* **THE REQUEST**
Transcribe the entries exactly; images are not part of the copy.
>> start RECORDS PROVIDED
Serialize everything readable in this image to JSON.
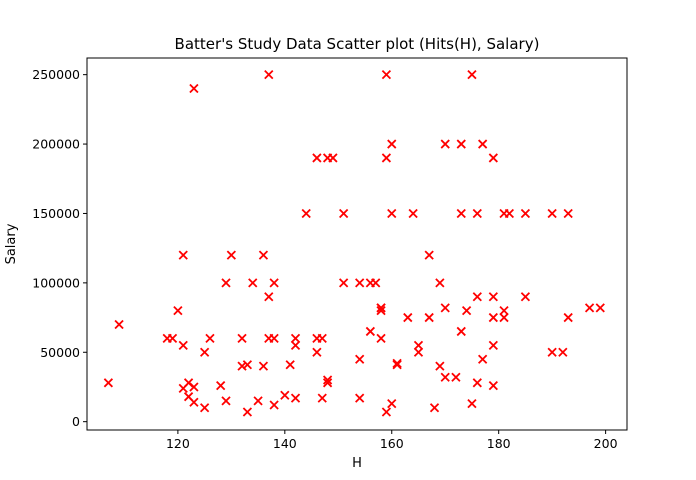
{
  "chart_data": {
    "type": "scatter",
    "title": "Batter's Study Data Scatter plot (Hits(H), Salary)",
    "xlabel": "H",
    "ylabel": "Salary",
    "xlim": [
      103,
      204
    ],
    "ylim": [
      -6000,
      262000
    ],
    "xticks": [
      120,
      140,
      160,
      180,
      200
    ],
    "yticks": [
      0,
      50000,
      100000,
      150000,
      200000,
      250000
    ],
    "grid": false,
    "marker": "x",
    "marker_color": "#ff0000",
    "x": [
      107,
      109,
      118,
      119,
      120,
      121,
      121,
      121,
      122,
      122,
      123,
      123,
      123,
      125,
      125,
      126,
      128,
      129,
      129,
      130,
      132,
      132,
      133,
      133,
      134,
      135,
      136,
      136,
      137,
      137,
      137,
      138,
      138,
      138,
      140,
      141,
      142,
      142,
      142,
      144,
      146,
      146,
      146,
      147,
      147,
      148,
      148,
      148,
      149,
      151,
      151,
      154,
      154,
      154,
      156,
      156,
      157,
      158,
      158,
      158,
      158,
      159,
      159,
      159,
      160,
      160,
      160,
      161,
      161,
      163,
      164,
      165,
      165,
      167,
      167,
      168,
      169,
      169,
      170,
      170,
      170,
      172,
      173,
      173,
      173,
      174,
      175,
      175,
      176,
      176,
      176,
      177,
      177,
      179,
      179,
      179,
      179,
      179,
      181,
      181,
      181,
      182,
      185,
      185,
      190,
      190,
      192,
      193,
      193,
      197,
      199
    ],
    "y": [
      28000,
      70000,
      60000,
      60000,
      80000,
      120000,
      55000,
      24000,
      28000,
      18000,
      240000,
      25000,
      14000,
      50000,
      10000,
      60000,
      26000,
      100000,
      15000,
      120000,
      60000,
      40000,
      41000,
      7000,
      100000,
      15000,
      120000,
      40000,
      250000,
      90000,
      60000,
      60000,
      100000,
      12000,
      19000,
      41000,
      55000,
      60000,
      17000,
      150000,
      190000,
      60000,
      50000,
      17000,
      60000,
      190000,
      28000,
      30000,
      190000,
      150000,
      100000,
      100000,
      45000,
      17000,
      65000,
      100000,
      100000,
      80000,
      60000,
      82000,
      82000,
      250000,
      190000,
      7000,
      200000,
      150000,
      13000,
      41000,
      42000,
      75000,
      150000,
      50000,
      55000,
      120000,
      75000,
      10000,
      100000,
      40000,
      200000,
      82000,
      32000,
      32000,
      200000,
      150000,
      65000,
      80000,
      13000,
      250000,
      28000,
      150000,
      90000,
      45000,
      200000,
      190000,
      90000,
      75000,
      55000,
      26000,
      150000,
      75000,
      80000,
      150000,
      150000,
      90000,
      150000,
      50000,
      50000,
      150000,
      75000,
      82000,
      82000
    ]
  }
}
>> end RECORDS PROVIDED
* **REPLY**
Serialize everything readable in this image to JSON.
{
  "chart_data": {
    "type": "scatter",
    "title": "Batter's Study Data Scatter plot (Hits(H), Salary)",
    "xlabel": "H",
    "ylabel": "Salary",
    "xlim": [
      103,
      204
    ],
    "ylim": [
      -6000,
      262000
    ],
    "xticks": [
      120,
      140,
      160,
      180,
      200
    ],
    "yticks": [
      0,
      50000,
      100000,
      150000,
      200000,
      250000
    ],
    "grid": false,
    "marker": "x",
    "marker_color": "#ff0000",
    "x": [
      107,
      109,
      118,
      119,
      120,
      121,
      121,
      121,
      122,
      122,
      123,
      123,
      123,
      125,
      125,
      126,
      128,
      129,
      129,
      130,
      132,
      132,
      133,
      133,
      134,
      135,
      136,
      136,
      137,
      137,
      137,
      138,
      138,
      138,
      140,
      141,
      142,
      142,
      142,
      144,
      146,
      146,
      146,
      147,
      147,
      148,
      148,
      148,
      149,
      151,
      151,
      154,
      154,
      154,
      156,
      156,
      157,
      158,
      158,
      158,
      158,
      159,
      159,
      159,
      160,
      160,
      160,
      161,
      161,
      163,
      164,
      165,
      165,
      167,
      167,
      168,
      169,
      169,
      170,
      170,
      170,
      172,
      173,
      173,
      173,
      174,
      175,
      175,
      176,
      176,
      176,
      177,
      177,
      179,
      179,
      179,
      179,
      179,
      181,
      181,
      181,
      182,
      185,
      185,
      190,
      190,
      192,
      193,
      193,
      197,
      199
    ],
    "y": [
      28000,
      70000,
      60000,
      60000,
      80000,
      120000,
      55000,
      24000,
      28000,
      18000,
      240000,
      25000,
      14000,
      50000,
      10000,
      60000,
      26000,
      100000,
      15000,
      120000,
      60000,
      40000,
      41000,
      7000,
      100000,
      15000,
      120000,
      40000,
      250000,
      90000,
      60000,
      60000,
      100000,
      12000,
      19000,
      41000,
      55000,
      60000,
      17000,
      150000,
      190000,
      60000,
      50000,
      17000,
      60000,
      190000,
      28000,
      30000,
      190000,
      150000,
      100000,
      100000,
      45000,
      17000,
      65000,
      100000,
      100000,
      80000,
      60000,
      82000,
      82000,
      250000,
      190000,
      7000,
      200000,
      150000,
      13000,
      41000,
      42000,
      75000,
      150000,
      50000,
      55000,
      120000,
      75000,
      10000,
      100000,
      40000,
      200000,
      82000,
      32000,
      32000,
      200000,
      150000,
      65000,
      80000,
      13000,
      250000,
      28000,
      150000,
      90000,
      45000,
      200000,
      190000,
      90000,
      75000,
      55000,
      26000,
      150000,
      75000,
      80000,
      150000,
      150000,
      90000,
      150000,
      50000,
      50000,
      150000,
      75000,
      82000,
      82000
    ]
  }
}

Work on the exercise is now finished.